* Task directions: Look through the listing for the word "desc". Copy each line that has it.

* Data supplied:
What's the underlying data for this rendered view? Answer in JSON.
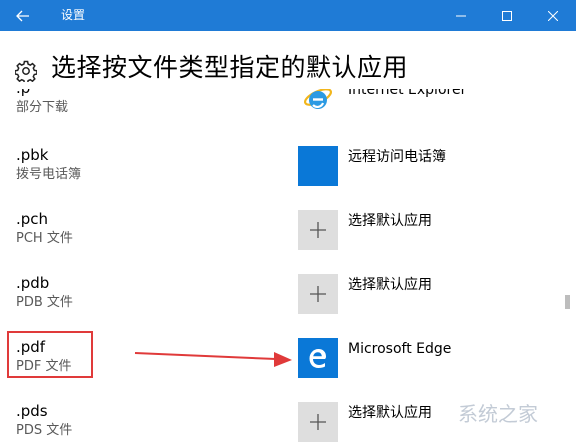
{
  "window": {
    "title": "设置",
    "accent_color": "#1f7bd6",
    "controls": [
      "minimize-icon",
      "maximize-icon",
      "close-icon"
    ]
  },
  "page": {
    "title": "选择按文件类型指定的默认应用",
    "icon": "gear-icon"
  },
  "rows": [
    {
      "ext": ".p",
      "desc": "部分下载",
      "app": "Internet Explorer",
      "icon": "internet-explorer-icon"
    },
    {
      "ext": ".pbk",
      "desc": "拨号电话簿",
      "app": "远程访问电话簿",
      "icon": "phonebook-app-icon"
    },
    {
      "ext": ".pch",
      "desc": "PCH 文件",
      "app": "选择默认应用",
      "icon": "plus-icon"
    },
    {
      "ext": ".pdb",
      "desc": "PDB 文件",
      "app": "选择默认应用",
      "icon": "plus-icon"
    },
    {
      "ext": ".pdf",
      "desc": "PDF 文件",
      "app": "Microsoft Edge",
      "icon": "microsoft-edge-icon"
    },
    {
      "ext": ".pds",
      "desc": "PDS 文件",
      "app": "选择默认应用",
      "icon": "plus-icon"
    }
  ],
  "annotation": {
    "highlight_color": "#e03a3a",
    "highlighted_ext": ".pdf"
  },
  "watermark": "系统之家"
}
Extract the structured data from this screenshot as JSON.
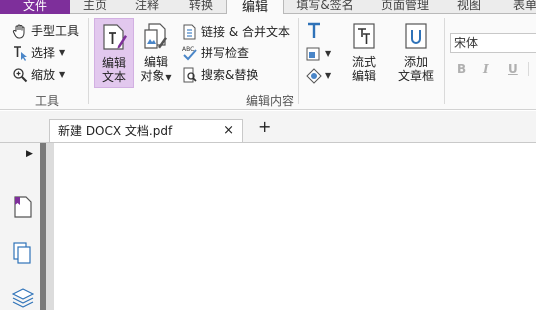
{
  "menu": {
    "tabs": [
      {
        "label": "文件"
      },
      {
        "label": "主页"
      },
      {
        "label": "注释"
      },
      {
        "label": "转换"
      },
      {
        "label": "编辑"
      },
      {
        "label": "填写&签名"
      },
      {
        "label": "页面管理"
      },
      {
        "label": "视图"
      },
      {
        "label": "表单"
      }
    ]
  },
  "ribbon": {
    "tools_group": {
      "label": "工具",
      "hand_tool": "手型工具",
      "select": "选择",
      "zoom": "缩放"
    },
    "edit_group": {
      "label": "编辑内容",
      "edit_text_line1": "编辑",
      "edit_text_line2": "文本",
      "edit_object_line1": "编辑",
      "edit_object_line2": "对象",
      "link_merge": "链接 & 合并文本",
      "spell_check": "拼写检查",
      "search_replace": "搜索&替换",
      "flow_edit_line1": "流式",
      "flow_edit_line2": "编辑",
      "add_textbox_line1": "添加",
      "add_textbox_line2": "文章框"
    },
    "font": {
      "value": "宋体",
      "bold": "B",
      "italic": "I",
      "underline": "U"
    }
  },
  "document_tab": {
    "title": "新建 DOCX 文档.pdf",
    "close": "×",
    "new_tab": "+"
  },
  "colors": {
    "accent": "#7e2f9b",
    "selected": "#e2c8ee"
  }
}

--

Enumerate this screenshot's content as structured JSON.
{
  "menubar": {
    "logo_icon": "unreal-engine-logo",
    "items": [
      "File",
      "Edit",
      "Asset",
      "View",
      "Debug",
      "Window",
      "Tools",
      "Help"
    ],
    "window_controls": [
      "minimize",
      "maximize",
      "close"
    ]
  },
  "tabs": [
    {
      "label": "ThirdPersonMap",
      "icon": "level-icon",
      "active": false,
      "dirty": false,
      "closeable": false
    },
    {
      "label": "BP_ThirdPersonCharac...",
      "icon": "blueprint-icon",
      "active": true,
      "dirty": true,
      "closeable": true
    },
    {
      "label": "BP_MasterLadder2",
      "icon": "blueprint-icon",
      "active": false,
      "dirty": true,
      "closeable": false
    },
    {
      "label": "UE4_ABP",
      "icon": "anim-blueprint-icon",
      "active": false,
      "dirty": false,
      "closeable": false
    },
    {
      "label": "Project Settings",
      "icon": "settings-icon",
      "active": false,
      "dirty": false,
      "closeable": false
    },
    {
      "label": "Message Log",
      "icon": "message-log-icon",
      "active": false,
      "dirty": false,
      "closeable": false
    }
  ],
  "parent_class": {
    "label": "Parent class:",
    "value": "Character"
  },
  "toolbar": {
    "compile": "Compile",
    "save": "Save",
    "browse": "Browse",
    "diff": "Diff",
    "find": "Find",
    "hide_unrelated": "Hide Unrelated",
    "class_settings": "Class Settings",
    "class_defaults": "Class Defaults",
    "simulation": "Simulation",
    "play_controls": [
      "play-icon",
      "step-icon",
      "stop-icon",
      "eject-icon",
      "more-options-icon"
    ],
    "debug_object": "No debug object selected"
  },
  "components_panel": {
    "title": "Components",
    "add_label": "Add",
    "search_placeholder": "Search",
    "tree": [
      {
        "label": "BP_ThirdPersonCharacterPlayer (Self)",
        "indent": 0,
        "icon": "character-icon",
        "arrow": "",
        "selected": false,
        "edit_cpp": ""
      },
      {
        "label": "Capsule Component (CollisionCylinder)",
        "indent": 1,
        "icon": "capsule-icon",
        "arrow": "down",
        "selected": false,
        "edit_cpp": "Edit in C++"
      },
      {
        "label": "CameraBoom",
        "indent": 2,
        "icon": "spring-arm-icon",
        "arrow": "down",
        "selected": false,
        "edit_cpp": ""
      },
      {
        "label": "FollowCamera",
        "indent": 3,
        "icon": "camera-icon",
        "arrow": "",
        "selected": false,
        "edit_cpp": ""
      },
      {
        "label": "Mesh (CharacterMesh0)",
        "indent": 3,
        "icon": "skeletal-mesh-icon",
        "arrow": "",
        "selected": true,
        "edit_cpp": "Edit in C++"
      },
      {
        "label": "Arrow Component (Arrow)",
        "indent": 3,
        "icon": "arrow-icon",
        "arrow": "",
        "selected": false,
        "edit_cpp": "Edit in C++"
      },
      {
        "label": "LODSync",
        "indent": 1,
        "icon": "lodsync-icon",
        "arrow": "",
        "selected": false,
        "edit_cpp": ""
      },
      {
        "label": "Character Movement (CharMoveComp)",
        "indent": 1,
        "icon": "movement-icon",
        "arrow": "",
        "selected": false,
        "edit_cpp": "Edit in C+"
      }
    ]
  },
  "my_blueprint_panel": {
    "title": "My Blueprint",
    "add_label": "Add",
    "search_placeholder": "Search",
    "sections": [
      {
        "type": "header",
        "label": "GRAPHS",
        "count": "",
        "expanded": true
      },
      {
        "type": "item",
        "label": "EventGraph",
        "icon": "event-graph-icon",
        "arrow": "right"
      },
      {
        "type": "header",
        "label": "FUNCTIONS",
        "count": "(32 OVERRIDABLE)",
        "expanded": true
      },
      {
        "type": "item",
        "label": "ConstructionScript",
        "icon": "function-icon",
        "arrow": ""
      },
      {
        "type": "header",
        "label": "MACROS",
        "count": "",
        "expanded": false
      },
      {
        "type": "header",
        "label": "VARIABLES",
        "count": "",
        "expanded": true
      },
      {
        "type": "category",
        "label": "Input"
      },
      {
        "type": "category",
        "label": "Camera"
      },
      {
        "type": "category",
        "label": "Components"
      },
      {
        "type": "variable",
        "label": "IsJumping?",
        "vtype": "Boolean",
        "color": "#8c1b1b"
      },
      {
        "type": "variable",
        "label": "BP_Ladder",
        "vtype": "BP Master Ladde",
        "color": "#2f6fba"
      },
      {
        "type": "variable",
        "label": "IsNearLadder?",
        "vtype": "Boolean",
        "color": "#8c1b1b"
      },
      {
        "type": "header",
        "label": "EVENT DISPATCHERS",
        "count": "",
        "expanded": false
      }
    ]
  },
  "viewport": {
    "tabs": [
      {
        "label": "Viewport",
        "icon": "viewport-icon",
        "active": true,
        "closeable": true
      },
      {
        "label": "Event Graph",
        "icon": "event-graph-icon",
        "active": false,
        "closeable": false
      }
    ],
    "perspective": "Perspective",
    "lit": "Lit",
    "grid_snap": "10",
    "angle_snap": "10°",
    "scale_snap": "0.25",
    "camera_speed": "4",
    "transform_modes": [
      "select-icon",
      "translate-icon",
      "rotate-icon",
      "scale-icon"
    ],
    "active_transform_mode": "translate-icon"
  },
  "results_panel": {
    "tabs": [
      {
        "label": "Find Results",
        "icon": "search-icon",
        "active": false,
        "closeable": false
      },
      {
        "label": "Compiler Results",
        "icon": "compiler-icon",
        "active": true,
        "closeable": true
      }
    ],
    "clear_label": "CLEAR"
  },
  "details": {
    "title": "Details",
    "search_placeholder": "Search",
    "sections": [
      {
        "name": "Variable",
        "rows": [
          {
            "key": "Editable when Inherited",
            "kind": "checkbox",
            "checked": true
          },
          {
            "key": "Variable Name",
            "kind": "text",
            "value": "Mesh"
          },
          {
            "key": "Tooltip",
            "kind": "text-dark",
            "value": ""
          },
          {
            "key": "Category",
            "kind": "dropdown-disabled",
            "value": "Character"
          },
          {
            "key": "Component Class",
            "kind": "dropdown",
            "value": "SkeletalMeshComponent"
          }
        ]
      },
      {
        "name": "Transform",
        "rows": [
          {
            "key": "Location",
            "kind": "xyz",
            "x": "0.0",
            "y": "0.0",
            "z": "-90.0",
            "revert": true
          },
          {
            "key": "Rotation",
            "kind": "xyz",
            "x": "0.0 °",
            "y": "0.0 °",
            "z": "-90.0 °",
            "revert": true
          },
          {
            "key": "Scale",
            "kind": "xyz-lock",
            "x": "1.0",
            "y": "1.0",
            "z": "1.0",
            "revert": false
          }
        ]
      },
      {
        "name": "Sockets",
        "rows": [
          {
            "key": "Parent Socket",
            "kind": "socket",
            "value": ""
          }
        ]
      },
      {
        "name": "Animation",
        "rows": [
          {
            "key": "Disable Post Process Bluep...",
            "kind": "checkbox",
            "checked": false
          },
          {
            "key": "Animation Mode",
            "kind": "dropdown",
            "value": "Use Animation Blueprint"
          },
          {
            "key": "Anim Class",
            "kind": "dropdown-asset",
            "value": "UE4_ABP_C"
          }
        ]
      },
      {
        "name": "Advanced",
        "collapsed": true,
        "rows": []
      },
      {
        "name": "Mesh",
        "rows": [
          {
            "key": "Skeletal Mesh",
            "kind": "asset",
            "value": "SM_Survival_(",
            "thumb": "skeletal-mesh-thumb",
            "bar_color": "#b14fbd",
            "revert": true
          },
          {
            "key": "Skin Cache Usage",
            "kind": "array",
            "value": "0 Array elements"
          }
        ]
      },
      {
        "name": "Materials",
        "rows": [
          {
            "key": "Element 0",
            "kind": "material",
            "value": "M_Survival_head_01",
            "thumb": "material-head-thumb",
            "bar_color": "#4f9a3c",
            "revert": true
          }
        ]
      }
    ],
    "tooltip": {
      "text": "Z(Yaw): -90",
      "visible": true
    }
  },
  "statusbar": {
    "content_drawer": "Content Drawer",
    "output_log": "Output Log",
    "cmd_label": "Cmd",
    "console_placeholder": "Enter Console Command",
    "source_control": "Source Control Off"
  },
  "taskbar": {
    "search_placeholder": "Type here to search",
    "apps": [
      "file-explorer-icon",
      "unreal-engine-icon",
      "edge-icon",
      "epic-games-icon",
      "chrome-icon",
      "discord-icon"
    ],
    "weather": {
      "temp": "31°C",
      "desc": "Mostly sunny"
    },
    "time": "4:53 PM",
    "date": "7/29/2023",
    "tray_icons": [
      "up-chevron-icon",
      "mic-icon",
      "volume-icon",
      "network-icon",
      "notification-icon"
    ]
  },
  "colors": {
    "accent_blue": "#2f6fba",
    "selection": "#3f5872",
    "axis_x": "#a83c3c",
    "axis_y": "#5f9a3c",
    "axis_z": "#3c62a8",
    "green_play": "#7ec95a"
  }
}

* Result for this task:
      "desc": "部分下载",
      "desc": "拨号电话簿",
      "desc": "PCH 文件",
      "desc": "PDB 文件",
      "desc": "PDF 文件",
      "desc": "PDS 文件",
      "desc": "Mostly sunny"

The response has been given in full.